(RECORDS FOR PROCESSING Opens)

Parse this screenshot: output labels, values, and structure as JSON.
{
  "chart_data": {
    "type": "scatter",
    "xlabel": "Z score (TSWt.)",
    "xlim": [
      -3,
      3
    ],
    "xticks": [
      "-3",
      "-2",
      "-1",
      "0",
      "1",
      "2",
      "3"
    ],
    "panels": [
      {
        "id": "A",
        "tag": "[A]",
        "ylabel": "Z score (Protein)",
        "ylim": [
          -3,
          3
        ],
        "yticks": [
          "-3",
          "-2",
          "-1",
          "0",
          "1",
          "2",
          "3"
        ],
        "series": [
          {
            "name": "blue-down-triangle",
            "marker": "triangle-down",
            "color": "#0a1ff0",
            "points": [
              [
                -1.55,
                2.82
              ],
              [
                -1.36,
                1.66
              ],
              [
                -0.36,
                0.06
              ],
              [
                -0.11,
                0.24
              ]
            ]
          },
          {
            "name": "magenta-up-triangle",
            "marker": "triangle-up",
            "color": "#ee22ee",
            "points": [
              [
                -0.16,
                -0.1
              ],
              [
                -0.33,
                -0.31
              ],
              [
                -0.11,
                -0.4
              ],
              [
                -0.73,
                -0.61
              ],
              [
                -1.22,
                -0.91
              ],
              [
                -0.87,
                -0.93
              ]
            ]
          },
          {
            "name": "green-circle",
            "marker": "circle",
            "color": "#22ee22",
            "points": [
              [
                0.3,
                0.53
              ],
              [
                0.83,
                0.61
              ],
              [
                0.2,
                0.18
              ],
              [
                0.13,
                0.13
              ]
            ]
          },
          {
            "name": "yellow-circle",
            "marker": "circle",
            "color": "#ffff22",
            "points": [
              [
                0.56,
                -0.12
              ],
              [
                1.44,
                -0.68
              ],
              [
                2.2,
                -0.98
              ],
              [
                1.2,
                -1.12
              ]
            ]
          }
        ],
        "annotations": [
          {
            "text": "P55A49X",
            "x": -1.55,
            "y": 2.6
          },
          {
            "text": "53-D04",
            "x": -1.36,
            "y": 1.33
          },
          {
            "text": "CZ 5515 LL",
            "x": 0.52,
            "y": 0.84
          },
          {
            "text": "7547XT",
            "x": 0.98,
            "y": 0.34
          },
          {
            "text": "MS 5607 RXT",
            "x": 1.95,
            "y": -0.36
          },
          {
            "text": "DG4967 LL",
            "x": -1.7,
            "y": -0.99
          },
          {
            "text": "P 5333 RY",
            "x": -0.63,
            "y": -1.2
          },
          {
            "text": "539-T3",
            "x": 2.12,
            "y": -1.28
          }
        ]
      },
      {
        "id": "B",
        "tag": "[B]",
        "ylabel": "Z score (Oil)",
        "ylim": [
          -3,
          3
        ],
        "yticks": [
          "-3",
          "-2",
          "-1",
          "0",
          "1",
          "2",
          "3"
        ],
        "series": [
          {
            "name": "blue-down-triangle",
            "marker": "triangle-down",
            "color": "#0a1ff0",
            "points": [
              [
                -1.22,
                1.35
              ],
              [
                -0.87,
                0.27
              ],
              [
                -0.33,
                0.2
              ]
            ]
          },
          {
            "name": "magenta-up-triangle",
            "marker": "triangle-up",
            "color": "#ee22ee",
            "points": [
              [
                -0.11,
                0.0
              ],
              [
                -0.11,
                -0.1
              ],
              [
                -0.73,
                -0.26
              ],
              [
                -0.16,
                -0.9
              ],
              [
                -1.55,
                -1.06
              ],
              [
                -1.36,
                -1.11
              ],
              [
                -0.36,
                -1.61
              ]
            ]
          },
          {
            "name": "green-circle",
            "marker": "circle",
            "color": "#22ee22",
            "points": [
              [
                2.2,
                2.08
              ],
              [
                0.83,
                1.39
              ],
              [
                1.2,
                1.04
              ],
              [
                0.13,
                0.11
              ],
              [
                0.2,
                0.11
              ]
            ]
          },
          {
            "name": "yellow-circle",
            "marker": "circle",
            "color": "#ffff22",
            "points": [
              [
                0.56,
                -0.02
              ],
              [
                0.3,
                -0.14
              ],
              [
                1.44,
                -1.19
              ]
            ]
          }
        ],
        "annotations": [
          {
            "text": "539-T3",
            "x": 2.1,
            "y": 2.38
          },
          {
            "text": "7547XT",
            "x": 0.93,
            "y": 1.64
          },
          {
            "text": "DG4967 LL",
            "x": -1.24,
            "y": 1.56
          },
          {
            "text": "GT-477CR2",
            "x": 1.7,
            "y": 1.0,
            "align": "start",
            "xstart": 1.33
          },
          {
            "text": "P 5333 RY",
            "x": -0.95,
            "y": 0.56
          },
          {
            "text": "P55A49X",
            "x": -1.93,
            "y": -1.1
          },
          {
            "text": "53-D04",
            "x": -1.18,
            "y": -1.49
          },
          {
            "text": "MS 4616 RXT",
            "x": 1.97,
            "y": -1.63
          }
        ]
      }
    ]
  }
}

(RECORDS FOR PROCESSING Closes)

Please transcribe the material above precisely as it stands.

Parse this screenshot: output labels, values, and structure as JSON.
{
  "chart_data": {
    "type": "scatter",
    "xlabel": "Z score (TSWt.)",
    "xlim": [
      -3,
      3
    ],
    "xticks": [
      "-3",
      "-2",
      "-1",
      "0",
      "1",
      "2",
      "3"
    ],
    "panels": [
      {
        "id": "A",
        "tag": "[A]",
        "ylabel": "Z score (Protein)",
        "ylim": [
          -3,
          3
        ],
        "yticks": [
          "-3",
          "-2",
          "-1",
          "0",
          "1",
          "2",
          "3"
        ],
        "series": [
          {
            "name": "blue-down-triangle",
            "marker": "triangle-down",
            "color": "#0a1ff0",
            "points": [
              [
                -1.55,
                2.82
              ],
              [
                -1.36,
                1.66
              ],
              [
                -0.36,
                0.06
              ],
              [
                -0.11,
                0.24
              ]
            ]
          },
          {
            "name": "magenta-up-triangle",
            "marker": "triangle-up",
            "color": "#ee22ee",
            "points": [
              [
                -0.16,
                -0.1
              ],
              [
                -0.33,
                -0.31
              ],
              [
                -0.11,
                -0.4
              ],
              [
                -0.73,
                -0.61
              ],
              [
                -1.22,
                -0.91
              ],
              [
                -0.87,
                -0.93
              ]
            ]
          },
          {
            "name": "green-circle",
            "marker": "circle",
            "color": "#22ee22",
            "points": [
              [
                0.3,
                0.53
              ],
              [
                0.83,
                0.61
              ],
              [
                0.2,
                0.18
              ],
              [
                0.13,
                0.13
              ]
            ]
          },
          {
            "name": "yellow-circle",
            "marker": "circle",
            "color": "#ffff22",
            "points": [
              [
                0.56,
                -0.12
              ],
              [
                1.44,
                -0.68
              ],
              [
                2.2,
                -0.98
              ],
              [
                1.2,
                -1.12
              ]
            ]
          }
        ],
        "annotations": [
          {
            "text": "P55A49X",
            "x": -1.55,
            "y": 2.6
          },
          {
            "text": "53-D04",
            "x": -1.36,
            "y": 1.33
          },
          {
            "text": "CZ 5515 LL",
            "x": 0.52,
            "y": 0.84
          },
          {
            "text": "7547XT",
            "x": 0.98,
            "y": 0.34
          },
          {
            "text": "MS 5607 RXT",
            "x": 1.95,
            "y": -0.36
          },
          {
            "text": "DG4967 LL",
            "x": -1.7,
            "y": -0.99
          },
          {
            "text": "P 5333 RY",
            "x": -0.63,
            "y": -1.2
          },
          {
            "text": "539-T3",
            "x": 2.12,
            "y": -1.28
          }
        ]
      },
      {
        "id": "B",
        "tag": "[B]",
        "ylabel": "Z score (Oil)",
        "ylim": [
          -3,
          3
        ],
        "yticks": [
          "-3",
          "-2",
          "-1",
          "0",
          "1",
          "2",
          "3"
        ],
        "series": [
          {
            "name": "blue-down-triangle",
            "marker": "triangle-down",
            "color": "#0a1ff0",
            "points": [
              [
                -1.22,
                1.35
              ],
              [
                -0.87,
                0.27
              ],
              [
                -0.33,
                0.2
              ]
            ]
          },
          {
            "name": "magenta-up-triangle",
            "marker": "triangle-up",
            "color": "#ee22ee",
            "points": [
              [
                -0.11,
                0.0
              ],
              [
                -0.11,
                -0.1
              ],
              [
                -0.73,
                -0.26
              ],
              [
                -0.16,
                -0.9
              ],
              [
                -1.55,
                -1.06
              ],
              [
                -1.36,
                -1.11
              ],
              [
                -0.36,
                -1.61
              ]
            ]
          },
          {
            "name": "green-circle",
            "marker": "circle",
            "color": "#22ee22",
            "points": [
              [
                2.2,
                2.08
              ],
              [
                0.83,
                1.39
              ],
              [
                1.2,
                1.04
              ],
              [
                0.13,
                0.11
              ],
              [
                0.2,
                0.11
              ]
            ]
          },
          {
            "name": "yellow-circle",
            "marker": "circle",
            "color": "#ffff22",
            "points": [
              [
                0.56,
                -0.02
              ],
              [
                0.3,
                -0.14
              ],
              [
                1.44,
                -1.19
              ]
            ]
          }
        ],
        "annotations": [
          {
            "text": "539-T3",
            "x": 2.1,
            "y": 2.38
          },
          {
            "text": "7547XT",
            "x": 0.93,
            "y": 1.64
          },
          {
            "text": "DG4967 LL",
            "x": -1.24,
            "y": 1.56
          },
          {
            "text": "GT-477CR2",
            "x": 1.7,
            "y": 1.0,
            "align": "start",
            "xstart": 1.33
          },
          {
            "text": "P 5333 RY",
            "x": -0.95,
            "y": 0.56
          },
          {
            "text": "P55A49X",
            "x": -1.93,
            "y": -1.1
          },
          {
            "text": "53-D04",
            "x": -1.18,
            "y": -1.49
          },
          {
            "text": "MS 4616 RXT",
            "x": 1.97,
            "y": -1.63
          }
        ]
      }
    ]
  }
}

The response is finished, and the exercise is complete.